▸ **STATED GOAL A**
In the records below, rewrite the lines beginning with the one containing "y-tick-label: 105.400 [551, 79, 592, 90]" and continuing through the one containing "signal-marker [203, 532, 209, 537]", replacing "candle-body" with "candle-rect" and leaving everything else unchanged. Return only those lines.
## START EXTRACT
Merlin Press Archive

Reference: MS 5069Date: 1956-2004Extent: 7 boxes

The Merlin Press emerged as a result of fractures in the British Communist movement after the Soviet invasion of Hungary in 1956. The Press’ founder, Martin Eve, grew up surrounded by Socialist ideas and was keen to publish material that catered to the emerging New Left. The first book published by the company was Folksong-Plainsong by George Chambers, a founding member of the Communist Party.

After the publication of their first book, the Press began working on translations as a way to fill the gap between the first book and the second. The first translation they published was The Life of Henry Brulard in 1958, soon followed by de L’Amour in the same year. The Press also began publishing yearly volumes of drawings by BBC producer Hugh Barnett, which had a considerable effect on the company. Although they differed from the books the Press was used to printing, they gave them a foothold in bookshops, as well as providing a regular source of income. The first of these was released in 1960 titled Top Sacred and featuring monks in a variety of situations.

Across their history, they published works by a number of notable authors such as György [Georg] Lukács, Ernest Mandel, István Mészáros, Sheila Rowbotham, Hilary Wainwright and E P Thompson, a lifelong friend of Merlin Press founder Martin Eve.

One of the things they became best known for was the Socialist Register, a journal edited by Ralph Miliband and John Saville. First published by Merlin in 1964, it became a key forum for the Left, providing an annual survey of movements and ideas. The Socialist Register is still published annually today in the UK, USA and Canada.

In 1968, the Seafarer Books imprint of the Merlin Press emerged, beginning with the publication of In Grandma’s Wake by Frank Mulville. It went on to publish numerous sailing narratives including Martin Eve’s own An Old Gaffer’s Tale, an account of his and his family’s adventures on their boat Privateer. They also published ‘green’ books such as Lands Alive by Rene Dumont, a French environmentalist.

In 1998, the founder Martin Eve passed away and the company came under new ownership. Since 2000, it has been run by Anthony Zurbrugg and they continue to publish predominantly social & political titles to this day.
## END EXTRACT
## START ENTRIES PROVIDED
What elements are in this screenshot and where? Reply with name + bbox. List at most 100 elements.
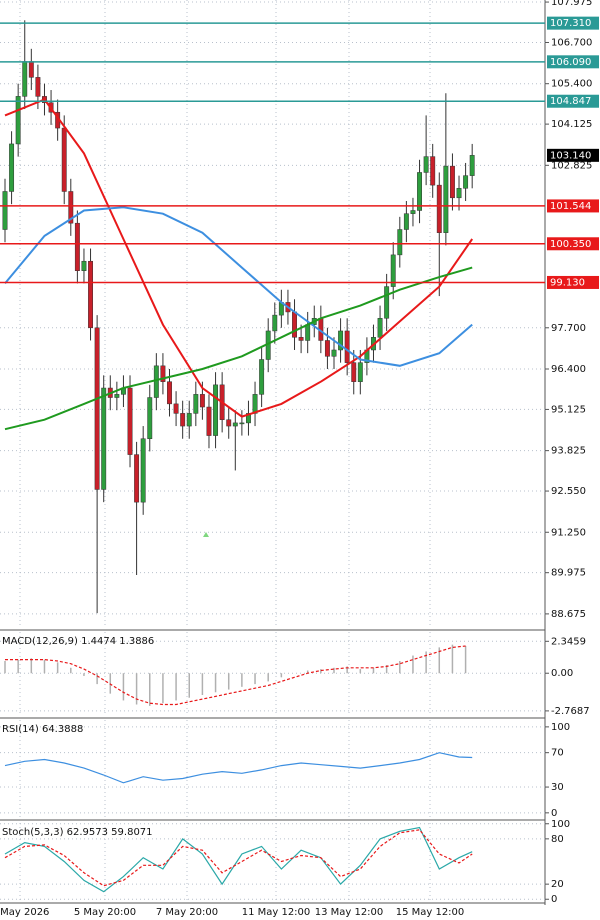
y-tick-label: 105.400 [551, 79, 592, 90]
candle-body [9, 143, 15, 192]
y-tick-label: 0 [551, 894, 557, 905]
candle-body [469, 155, 475, 176]
moving-average [4, 98, 474, 418]
y-tick-label: 0.00 [551, 668, 573, 679]
candle-body [397, 229, 403, 256]
signal-marker [203, 532, 209, 537]
x-tick-label: 11 May 12:00 [242, 907, 311, 918]
y-tick-label: 93.825 [551, 446, 586, 457]
candle-body [140, 438, 146, 503]
candle-body [305, 324, 311, 341]
candle-body [338, 330, 344, 351]
indicator-line [4, 826, 473, 893]
candle-body [403, 213, 409, 230]
moving-average [4, 266, 473, 431]
level-label: 101.544 [550, 201, 591, 212]
x-tick-label: 3 May 2026 [0, 907, 49, 918]
candle-body [390, 254, 396, 287]
candle-body [449, 165, 455, 199]
y-tick-label: 30 [551, 782, 564, 793]
candle-body [351, 362, 357, 382]
candle-body [259, 359, 265, 395]
y-tick-label: 70 [551, 748, 564, 759]
level-label: 106.090 [550, 57, 591, 68]
candle-body [324, 340, 330, 357]
y-tick-label: 89.975 [551, 568, 586, 579]
level-label: 104.847 [550, 96, 591, 107]
candle-body [463, 175, 469, 189]
candle-body [298, 337, 304, 341]
level-label: 99.130 [550, 277, 585, 288]
candle-body [28, 61, 34, 78]
level-label-box [547, 199, 599, 213]
candle-body [206, 406, 212, 436]
y-tick-label: 91.250 [551, 527, 586, 538]
y-tick-label: 106.700 [551, 37, 592, 48]
candle-body [213, 384, 219, 436]
panel-title: Stoch(5,3,3) 62.9573 59.8071 [2, 827, 153, 838]
candle-body [147, 397, 153, 439]
indicator-line [4, 752, 473, 784]
y-tick-label: 88.675 [551, 609, 586, 620]
candle-body [94, 327, 100, 490]
candle-body [331, 349, 337, 357]
candle-body [127, 387, 133, 455]
y-tick-label: 92.550 [551, 486, 586, 497]
candle-body [199, 394, 205, 408]
candle-body [423, 156, 429, 173]
moving-average [4, 206, 473, 367]
candle-body [410, 210, 416, 214]
level-label-box [547, 55, 599, 69]
indicator-line [4, 829, 473, 887]
level-label: 100.350 [550, 239, 591, 250]
candle-body [252, 394, 258, 414]
y-tick-label: 104.125 [551, 119, 592, 130]
x-tick-label: 5 May 20:00 [74, 907, 136, 918]
candle-body [193, 394, 199, 414]
candle-body [74, 222, 80, 271]
y-tick-label: 2.3459 [551, 636, 586, 647]
candle-body [81, 260, 87, 271]
panel-title: RSI(14) 64.3888 [2, 724, 83, 735]
candle-body [246, 413, 251, 424]
candle-body [292, 311, 297, 338]
level-label: 107.310 [550, 18, 591, 29]
candle-body [180, 413, 186, 427]
candle-body [272, 314, 278, 332]
y-tick-label: 80 [551, 834, 564, 845]
candle-body [430, 156, 436, 186]
candle-body [357, 362, 363, 382]
candle-body [15, 96, 21, 145]
y-tick-label: 100 [551, 722, 570, 733]
candle-body [384, 286, 390, 319]
candle-body [2, 191, 8, 230]
x-tick-label: 13 May 12:00 [315, 907, 384, 918]
macd-signal [5, 645, 466, 706]
candle-body [22, 61, 28, 97]
candle-body [114, 394, 120, 398]
candle-body [417, 172, 422, 211]
y-tick-label: 96.400 [551, 364, 586, 375]
y-tick-label: 100 [551, 819, 570, 830]
candle-body [377, 318, 383, 338]
x-tick-label: 7 May 20:00 [156, 907, 218, 918]
candle-body [239, 422, 245, 425]
level-label-box [547, 94, 599, 108]
y-tick-label: 20 [551, 879, 564, 890]
level-label-box [547, 275, 599, 289]
candle-body [68, 191, 74, 224]
candle-body [61, 127, 67, 192]
level-label-box [547, 237, 599, 251]
y-tick-label: 95.125 [551, 404, 586, 415]
candle-body [456, 188, 462, 199]
y-tick-label: 102.825 [551, 160, 592, 171]
level-label-box [547, 148, 599, 162]
candle-body [344, 330, 350, 363]
candle-body [173, 403, 179, 414]
y-tick-label: -2.7687 [551, 706, 590, 717]
candle-body [167, 381, 172, 405]
candle-body [186, 413, 192, 427]
level-label-box [547, 16, 599, 30]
## END ENTRIES PROVIDED
▸ **STATED GOAL B**
According to the Merlin Press archive description, in what year did Merlin first publish the Socialist Register?

▸ **OUTPUT A**
y-tick-label: 105.400 [551, 79, 592, 90]
candle-rect [9, 143, 15, 192]
y-tick-label: 0 [551, 894, 557, 905]
candle-rect [469, 155, 475, 176]
moving-average [4, 98, 474, 418]
y-tick-label: 0.00 [551, 668, 573, 679]
candle-rect [397, 229, 403, 256]
signal-marker [203, 532, 209, 537]

▸ **OUTPUT B**
1964